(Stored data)
════════

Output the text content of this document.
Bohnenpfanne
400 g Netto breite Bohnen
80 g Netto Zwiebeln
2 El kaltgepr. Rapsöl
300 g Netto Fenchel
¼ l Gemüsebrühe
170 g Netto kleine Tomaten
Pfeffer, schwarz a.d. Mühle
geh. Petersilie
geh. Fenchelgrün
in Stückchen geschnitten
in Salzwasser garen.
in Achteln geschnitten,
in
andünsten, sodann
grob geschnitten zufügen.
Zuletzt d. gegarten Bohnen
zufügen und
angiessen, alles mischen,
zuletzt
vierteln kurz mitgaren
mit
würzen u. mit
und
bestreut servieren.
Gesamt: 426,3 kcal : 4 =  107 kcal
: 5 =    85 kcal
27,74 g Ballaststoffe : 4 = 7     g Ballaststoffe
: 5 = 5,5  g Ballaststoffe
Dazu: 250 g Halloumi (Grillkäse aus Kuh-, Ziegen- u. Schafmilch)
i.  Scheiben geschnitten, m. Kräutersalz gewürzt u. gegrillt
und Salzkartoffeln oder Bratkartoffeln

════════

- What is expected -
Say how many lines include the word "geschnitten"; reply with the number alone.

- Worked solution -
4